> [Challenge]: Give all of the lines again exactly as they read.

> [Supplied records]:
----------
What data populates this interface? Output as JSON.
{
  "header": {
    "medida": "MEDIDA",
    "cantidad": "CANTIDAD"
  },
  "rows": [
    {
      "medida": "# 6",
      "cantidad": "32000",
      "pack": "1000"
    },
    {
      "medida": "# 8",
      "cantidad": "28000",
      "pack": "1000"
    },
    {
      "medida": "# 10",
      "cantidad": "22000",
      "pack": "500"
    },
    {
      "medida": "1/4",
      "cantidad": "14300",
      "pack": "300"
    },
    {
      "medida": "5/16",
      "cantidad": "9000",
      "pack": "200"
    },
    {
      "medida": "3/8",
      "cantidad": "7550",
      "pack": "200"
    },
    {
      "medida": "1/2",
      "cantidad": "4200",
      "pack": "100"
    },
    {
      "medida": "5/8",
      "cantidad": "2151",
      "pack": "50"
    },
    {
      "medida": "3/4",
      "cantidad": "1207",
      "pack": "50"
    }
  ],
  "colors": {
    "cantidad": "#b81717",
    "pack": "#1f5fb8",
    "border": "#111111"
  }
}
----------
> [Output below]:
What data populates this interface? Output as JSON.
{
  "header": {
    "medida": "MEDIDA",
    "cantidad": "CANTIDAD"
  },
  "rows": [
    {
      "medida": "# 6",
      "cantidad": "32000",
      "pack": "1000"
    },
    {
      "medida": "# 8",
      "cantidad": "28000",
      "pack": "1000"
    },
    {
      "medida": "# 10",
      "cantidad": "22000",
      "pack": "500"
    },
    {
      "medida": "1/4",
      "cantidad": "14300",
      "pack": "300"
    },
    {
      "medida": "5/16",
      "cantidad": "9000",
      "pack": "200"
    },
    {
      "medida": "3/8",
      "cantidad": "7550",
      "pack": "200"
    },
    {
      "medida": "1/2",
      "cantidad": "4200",
      "pack": "100"
    },
    {
      "medida": "5/8",
      "cantidad": "2151",
      "pack": "50"
    },
    {
      "medida": "3/4",
      "cantidad": "1207",
      "pack": "50"
    }
  ],
  "colors": {
    "cantidad": "#b81717",
    "pack": "#1f5fb8",
    "border": "#111111"
  }
}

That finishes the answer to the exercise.